Written exercise: Starting at the line that contains "gspc-frequency-bar <box>1122 715" and ending after the line that contains "histogram-x-tick: [-0.0616,-0.0565) <box>644", convert the material into a Markdown table with the columns Row and Entry. Number each line in Row and omit blank lines.
* * *
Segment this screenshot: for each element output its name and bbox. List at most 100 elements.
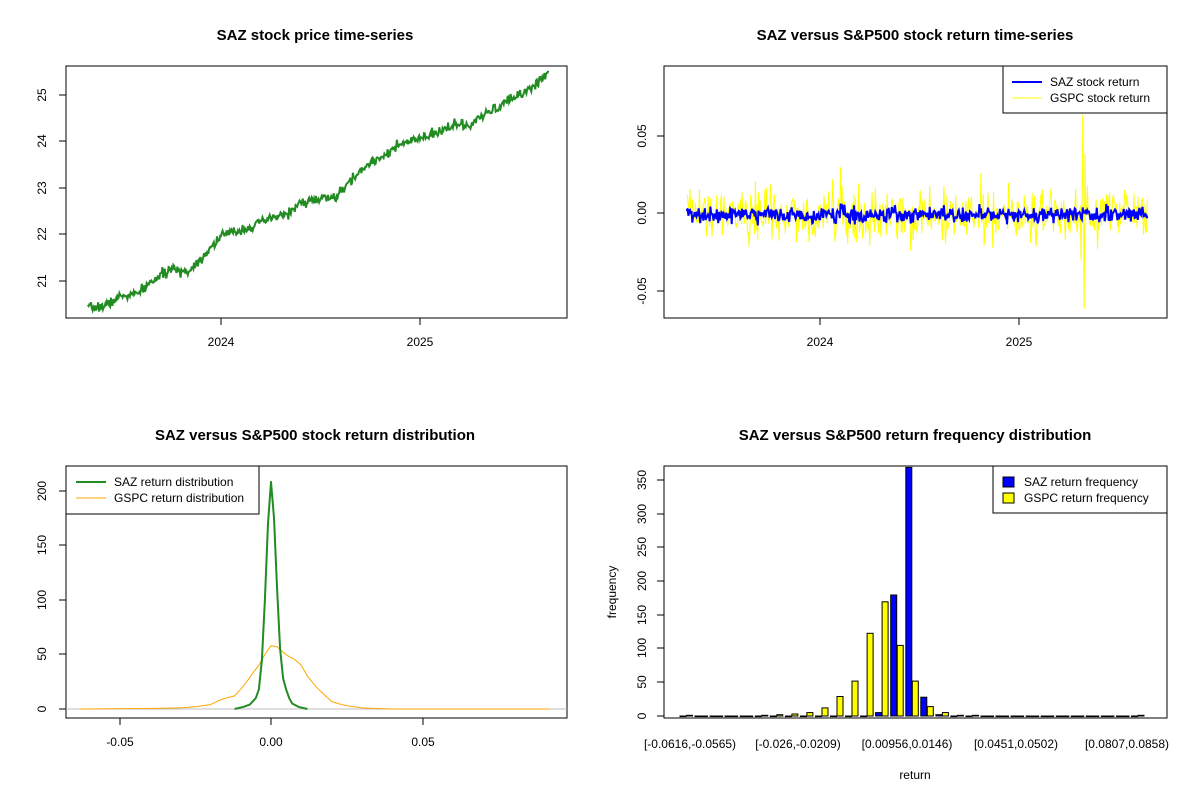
gspc-frequency-bar <box>1122 715 1130 718</box>
histogram-y-tick: 300 <box>635 504 649 524</box>
gspc-frequency-bar <box>701 715 708 718</box>
saz-density-curve <box>234 480 308 710</box>
gspc-frequency-bar <box>896 644 904 717</box>
returns-plot-frame <box>663 65 1168 319</box>
returns-x-axis: 2024 2025 <box>807 318 1033 349</box>
saz-frequency-bar <box>784 715 792 718</box>
histogram-x-tick: [-0.0616,-0.0565) <box>644 737 736 751</box>
gspc-frequency-bar <box>1002 715 1009 718</box>
saz-frequency-bar <box>1131 715 1138 718</box>
gspc-frequency-bar <box>761 714 769 717</box>
gspc-frequency-bar <box>911 680 919 717</box>
gspc-frequency-bar <box>806 712 814 717</box>
legend-label: SAZ return distribution <box>114 475 233 489</box>
gspc-frequency-bar <box>1017 715 1025 718</box>
saz-frequency-bar <box>724 715 732 718</box>
gspc-frequency-bar <box>926 706 934 717</box>
histogram-y-tick: 200 <box>635 571 649 591</box>
price-x-tick: 2025 <box>407 335 434 349</box>
saz-frequency-bar <box>1100 715 1108 718</box>
returns-x-tick: 2024 <box>807 335 834 349</box>
histogram-title: SAZ versus S&P500 return frequency distr… <box>739 427 1092 444</box>
histogram-x-axis: [-0.0616,-0.0565) [-0.026,-0.0209) [0.00… <box>644 737 1169 782</box>
density-y-tick: 150 <box>35 535 49 555</box>
gspc-frequency-bar <box>1107 715 1115 718</box>
saz-frequency-bar <box>1070 715 1078 718</box>
saz-frequency-bar <box>1025 715 1033 718</box>
gspc-frequency-bar <box>746 715 754 718</box>
saz-frequency-bar <box>815 715 822 718</box>
returns-y-tick: 0.05 <box>635 124 649 148</box>
gspc-frequency-bar <box>776 714 784 717</box>
saz-frequency-bar <box>1116 715 1123 718</box>
histogram-y-label: frequency <box>605 566 619 619</box>
legend-label: GSPC stock return <box>1050 91 1150 105</box>
gspc-density-curve <box>80 645 550 710</box>
saz-frequency-bar <box>799 715 807 718</box>
density-x-axis: -0.05 0.00 0.05 <box>106 718 435 749</box>
legend-label: GSPC return distribution <box>114 491 244 505</box>
saz-frequency-bar <box>709 715 717 718</box>
gspc-frequency-bar <box>1047 715 1055 718</box>
gspc-frequency-bar <box>851 680 859 717</box>
density-x-tick: 0.00 <box>259 735 283 749</box>
gspc-frequency-bar <box>821 707 829 717</box>
returns-x-tick: 2025 <box>1006 335 1033 349</box>
gspc-frequency-bar <box>972 714 979 717</box>
saz-frequency-bar <box>980 715 988 718</box>
density-plot-frame <box>65 465 568 719</box>
saz-frequency-bar <box>754 715 762 718</box>
density-y-tick: 0 <box>35 705 49 712</box>
saz-frequency-bar <box>950 715 958 718</box>
price-x-axis: 2024 2025 <box>208 318 434 349</box>
saz-frequency-bar <box>845 715 852 718</box>
saz-frequency-bar <box>935 714 943 717</box>
returns-y-tick: -0.05 <box>635 277 649 305</box>
histogram-y-tick: 100 <box>635 638 649 658</box>
gspc-frequency-bar <box>1032 715 1040 718</box>
gspc-frequency-bar <box>881 601 889 717</box>
legend-key-gspc-frequency <box>1002 492 1015 504</box>
price-y-tick: 21 <box>35 274 49 288</box>
saz-frequency-bar <box>875 712 883 717</box>
density-y-axis: 0 50 100 150 200 <box>35 481 66 712</box>
histogram-x-tick: [0.0807,0.0858) <box>1085 737 1169 751</box>
gspc-return-line <box>686 114 1148 309</box>
histogram-y-tick: 250 <box>635 537 649 557</box>
gspc-frequency-bar <box>1092 715 1100 718</box>
price-chart: SAZ stock price time-series 2024 2025 21… <box>35 27 568 349</box>
legend-key-saz-frequency <box>1002 476 1015 488</box>
density-y-tick: 200 <box>35 481 49 501</box>
density-y-tick: 50 <box>35 647 49 661</box>
price-y-tick: 23 <box>35 181 49 195</box>
saz-frequency-bar <box>1055 715 1063 718</box>
saz-frequency-bar <box>679 715 687 718</box>
histogram-x-label: return <box>899 768 930 782</box>
price-title: SAZ stock price time-series <box>217 27 414 44</box>
saz-frequency-bar <box>739 715 747 718</box>
histogram-x-tick: [0.0451,0.0502) <box>974 737 1058 751</box>
returns-y-axis: -0.05 0.00 0.05 <box>635 124 664 305</box>
density-legend: SAZ return distribution GSPC return dist… <box>65 465 260 515</box>
density-y-tick: 100 <box>35 590 49 610</box>
saz-return-line <box>685 203 1149 226</box>
price-x-tick: 2024 <box>208 335 235 349</box>
density-x-tick: 0.05 <box>411 735 435 749</box>
saz-frequency-bar <box>860 715 868 718</box>
returns-chart: SAZ versus S&P500 stock return time-seri… <box>635 27 1168 349</box>
returns-legend: SAZ stock return GSPC stock return <box>1002 65 1168 114</box>
saz-frequency-bar <box>830 715 837 718</box>
saz-frequency-bar <box>769 715 777 718</box>
gspc-frequency-bar <box>1077 715 1085 718</box>
saz-frequency-bar <box>920 696 928 717</box>
legend-label: GSPC return frequency <box>1024 491 1149 505</box>
gspc-frequency-bar <box>941 712 949 717</box>
saz-frequency-bar <box>890 594 898 717</box>
returns-y-tick: 0.00 <box>635 201 649 225</box>
histogram-y-axis: 0 50 100 150 200 250 300 350 frequency <box>605 466 665 719</box>
saz-frequency-bar <box>1085 715 1093 718</box>
legend-label: SAZ stock return <box>1050 75 1139 89</box>
gspc-frequency-bar <box>686 714 693 717</box>
histogram-y-tick: 150 <box>635 605 649 625</box>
* * *
Expected output:
| Row | Entry |
|---|---|
| 1 | gspc-frequency-bar <box>1122 715 1130 718</box> |
| 2 | histogram-y-tick: 300 <box>635 504 649 524</box> |
| 3 | gspc-frequency-bar <box>701 715 708 718</box> |
| 4 | saz-density-curve <box>234 480 308 710</box> |
| 5 | gspc-frequency-bar <box>896 644 904 717</box> |
| 6 | returns-plot-frame <box>663 65 1168 319</box> |
| 7 | returns-x-axis: 2024 2025 <box>807 318 1033 349</box> |
| 8 | saz-frequency-bar <box>784 715 792 718</box> |
| 9 | histogram-x-tick: [-0.0616,-0.0565) <box>644 737 736 751</box> |